__Directions__: Find the string "Киквидзе" in the data, then copy every line where it is found.

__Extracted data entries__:
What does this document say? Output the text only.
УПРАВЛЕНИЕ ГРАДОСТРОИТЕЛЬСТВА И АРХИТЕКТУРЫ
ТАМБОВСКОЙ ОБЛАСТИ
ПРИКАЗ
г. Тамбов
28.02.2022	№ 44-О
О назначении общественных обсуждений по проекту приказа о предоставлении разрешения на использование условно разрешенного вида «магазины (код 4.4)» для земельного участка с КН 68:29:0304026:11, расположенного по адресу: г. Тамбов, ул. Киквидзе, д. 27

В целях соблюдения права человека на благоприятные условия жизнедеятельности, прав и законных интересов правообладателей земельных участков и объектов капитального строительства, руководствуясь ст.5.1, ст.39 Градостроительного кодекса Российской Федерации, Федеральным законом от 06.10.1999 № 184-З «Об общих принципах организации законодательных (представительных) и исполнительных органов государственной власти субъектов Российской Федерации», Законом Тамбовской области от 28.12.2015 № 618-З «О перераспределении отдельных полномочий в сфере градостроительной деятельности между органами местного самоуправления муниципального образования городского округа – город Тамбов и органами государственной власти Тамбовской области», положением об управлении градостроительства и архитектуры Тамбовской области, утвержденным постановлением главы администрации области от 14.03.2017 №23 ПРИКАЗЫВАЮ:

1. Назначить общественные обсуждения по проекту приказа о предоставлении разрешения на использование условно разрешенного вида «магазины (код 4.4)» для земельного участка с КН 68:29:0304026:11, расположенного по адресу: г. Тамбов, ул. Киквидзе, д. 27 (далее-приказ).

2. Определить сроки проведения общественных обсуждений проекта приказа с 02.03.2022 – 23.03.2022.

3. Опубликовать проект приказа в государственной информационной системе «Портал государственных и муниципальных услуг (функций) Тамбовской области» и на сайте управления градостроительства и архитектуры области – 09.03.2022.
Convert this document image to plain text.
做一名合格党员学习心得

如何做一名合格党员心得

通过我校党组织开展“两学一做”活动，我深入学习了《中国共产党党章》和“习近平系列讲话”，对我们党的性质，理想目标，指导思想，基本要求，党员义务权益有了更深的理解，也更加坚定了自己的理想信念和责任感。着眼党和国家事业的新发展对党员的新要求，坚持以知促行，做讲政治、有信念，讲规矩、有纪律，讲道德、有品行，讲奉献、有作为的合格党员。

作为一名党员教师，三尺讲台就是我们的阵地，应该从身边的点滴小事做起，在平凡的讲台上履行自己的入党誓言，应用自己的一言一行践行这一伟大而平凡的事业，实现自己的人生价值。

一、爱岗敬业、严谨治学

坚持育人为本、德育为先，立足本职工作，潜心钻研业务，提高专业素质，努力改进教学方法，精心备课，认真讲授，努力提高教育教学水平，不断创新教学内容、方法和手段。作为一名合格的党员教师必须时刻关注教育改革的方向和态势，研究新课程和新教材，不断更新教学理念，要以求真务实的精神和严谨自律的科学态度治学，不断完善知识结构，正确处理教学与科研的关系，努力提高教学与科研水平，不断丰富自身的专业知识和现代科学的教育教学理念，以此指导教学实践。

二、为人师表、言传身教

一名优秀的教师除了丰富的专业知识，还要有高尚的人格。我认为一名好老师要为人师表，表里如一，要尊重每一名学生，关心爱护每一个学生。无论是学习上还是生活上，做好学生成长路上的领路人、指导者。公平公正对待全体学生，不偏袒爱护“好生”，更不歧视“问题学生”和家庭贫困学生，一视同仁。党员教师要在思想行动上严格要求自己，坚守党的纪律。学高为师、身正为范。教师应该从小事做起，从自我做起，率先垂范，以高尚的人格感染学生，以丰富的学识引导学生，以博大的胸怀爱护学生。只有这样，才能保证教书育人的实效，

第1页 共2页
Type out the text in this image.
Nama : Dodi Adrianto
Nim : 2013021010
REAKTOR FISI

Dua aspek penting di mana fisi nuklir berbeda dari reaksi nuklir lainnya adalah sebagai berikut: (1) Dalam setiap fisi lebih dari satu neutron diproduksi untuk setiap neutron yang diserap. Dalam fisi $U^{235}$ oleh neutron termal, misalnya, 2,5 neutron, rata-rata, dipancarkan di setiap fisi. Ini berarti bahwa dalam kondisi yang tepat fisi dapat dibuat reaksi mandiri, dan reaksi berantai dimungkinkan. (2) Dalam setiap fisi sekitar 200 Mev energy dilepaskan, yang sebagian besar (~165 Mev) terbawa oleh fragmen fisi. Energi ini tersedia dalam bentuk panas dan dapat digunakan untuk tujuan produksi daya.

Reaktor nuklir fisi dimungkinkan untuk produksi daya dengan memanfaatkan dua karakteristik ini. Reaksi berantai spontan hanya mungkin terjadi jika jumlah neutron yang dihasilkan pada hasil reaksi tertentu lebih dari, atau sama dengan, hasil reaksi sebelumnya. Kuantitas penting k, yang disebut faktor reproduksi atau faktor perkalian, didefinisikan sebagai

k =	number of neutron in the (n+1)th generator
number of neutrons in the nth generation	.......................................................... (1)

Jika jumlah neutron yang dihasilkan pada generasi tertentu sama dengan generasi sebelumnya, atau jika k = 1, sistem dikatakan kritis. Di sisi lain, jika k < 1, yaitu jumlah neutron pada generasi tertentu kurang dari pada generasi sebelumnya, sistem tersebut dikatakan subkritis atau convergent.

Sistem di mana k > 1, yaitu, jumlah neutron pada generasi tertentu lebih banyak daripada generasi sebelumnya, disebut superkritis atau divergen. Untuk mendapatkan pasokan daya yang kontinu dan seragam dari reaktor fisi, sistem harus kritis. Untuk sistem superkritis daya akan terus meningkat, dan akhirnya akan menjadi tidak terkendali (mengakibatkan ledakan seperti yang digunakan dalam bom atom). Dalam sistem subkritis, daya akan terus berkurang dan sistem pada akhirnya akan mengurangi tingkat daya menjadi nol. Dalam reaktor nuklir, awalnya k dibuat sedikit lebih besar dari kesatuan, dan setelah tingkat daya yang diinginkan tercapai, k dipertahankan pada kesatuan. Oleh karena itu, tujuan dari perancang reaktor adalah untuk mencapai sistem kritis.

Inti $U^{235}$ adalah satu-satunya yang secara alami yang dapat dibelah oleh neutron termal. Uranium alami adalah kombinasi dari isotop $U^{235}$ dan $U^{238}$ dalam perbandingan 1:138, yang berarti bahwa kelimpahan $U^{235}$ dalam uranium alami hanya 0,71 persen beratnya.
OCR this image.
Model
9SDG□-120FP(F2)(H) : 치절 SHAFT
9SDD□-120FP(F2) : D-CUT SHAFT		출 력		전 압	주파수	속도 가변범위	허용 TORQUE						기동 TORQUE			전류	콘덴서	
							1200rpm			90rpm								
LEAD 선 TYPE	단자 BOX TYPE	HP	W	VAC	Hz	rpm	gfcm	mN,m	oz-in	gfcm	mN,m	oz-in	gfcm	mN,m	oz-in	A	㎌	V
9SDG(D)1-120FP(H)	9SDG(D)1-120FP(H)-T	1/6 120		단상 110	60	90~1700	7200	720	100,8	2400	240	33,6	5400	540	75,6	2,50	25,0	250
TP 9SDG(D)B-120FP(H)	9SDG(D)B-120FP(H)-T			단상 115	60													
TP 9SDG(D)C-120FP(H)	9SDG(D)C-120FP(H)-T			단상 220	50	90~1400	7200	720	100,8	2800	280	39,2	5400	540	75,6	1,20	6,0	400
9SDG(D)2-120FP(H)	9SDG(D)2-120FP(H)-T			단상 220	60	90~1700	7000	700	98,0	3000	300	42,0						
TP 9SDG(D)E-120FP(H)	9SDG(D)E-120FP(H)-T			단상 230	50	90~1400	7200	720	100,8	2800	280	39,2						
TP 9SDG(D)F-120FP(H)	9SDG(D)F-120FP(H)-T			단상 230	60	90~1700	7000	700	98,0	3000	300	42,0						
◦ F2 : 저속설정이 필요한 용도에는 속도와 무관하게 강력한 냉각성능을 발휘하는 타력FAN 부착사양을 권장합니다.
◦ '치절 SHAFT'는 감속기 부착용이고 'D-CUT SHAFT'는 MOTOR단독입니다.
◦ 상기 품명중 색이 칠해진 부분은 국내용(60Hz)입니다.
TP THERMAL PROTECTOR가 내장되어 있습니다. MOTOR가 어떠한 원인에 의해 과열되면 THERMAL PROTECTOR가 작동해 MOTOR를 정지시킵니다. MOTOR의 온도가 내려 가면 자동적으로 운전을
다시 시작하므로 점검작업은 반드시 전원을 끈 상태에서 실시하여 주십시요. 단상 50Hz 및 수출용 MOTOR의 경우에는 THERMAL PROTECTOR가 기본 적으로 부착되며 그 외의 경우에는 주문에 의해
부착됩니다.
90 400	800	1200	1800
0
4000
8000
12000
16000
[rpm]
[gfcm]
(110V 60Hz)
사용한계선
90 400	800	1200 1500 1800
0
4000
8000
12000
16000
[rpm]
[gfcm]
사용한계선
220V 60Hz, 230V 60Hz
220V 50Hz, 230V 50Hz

__Full output__:
О назначении общественных обсуждений по проекту приказа о предоставлении разрешения на использование условно разрешенного вида «магазины (код 4.4)» для земельного участка с КН 68:29:0304026:11, расположенного по адресу: г. Тамбов, ул. Киквидзе, д. 27
1. Назначить общественные обсуждения по проекту приказа о предоставлении разрешения на использование условно разрешенного вида «магазины (код 4.4)» для земельного участка с КН 68:29:0304026:11, расположенного по адресу: г. Тамбов, ул. Киквидзе, д. 27 (далее-приказ).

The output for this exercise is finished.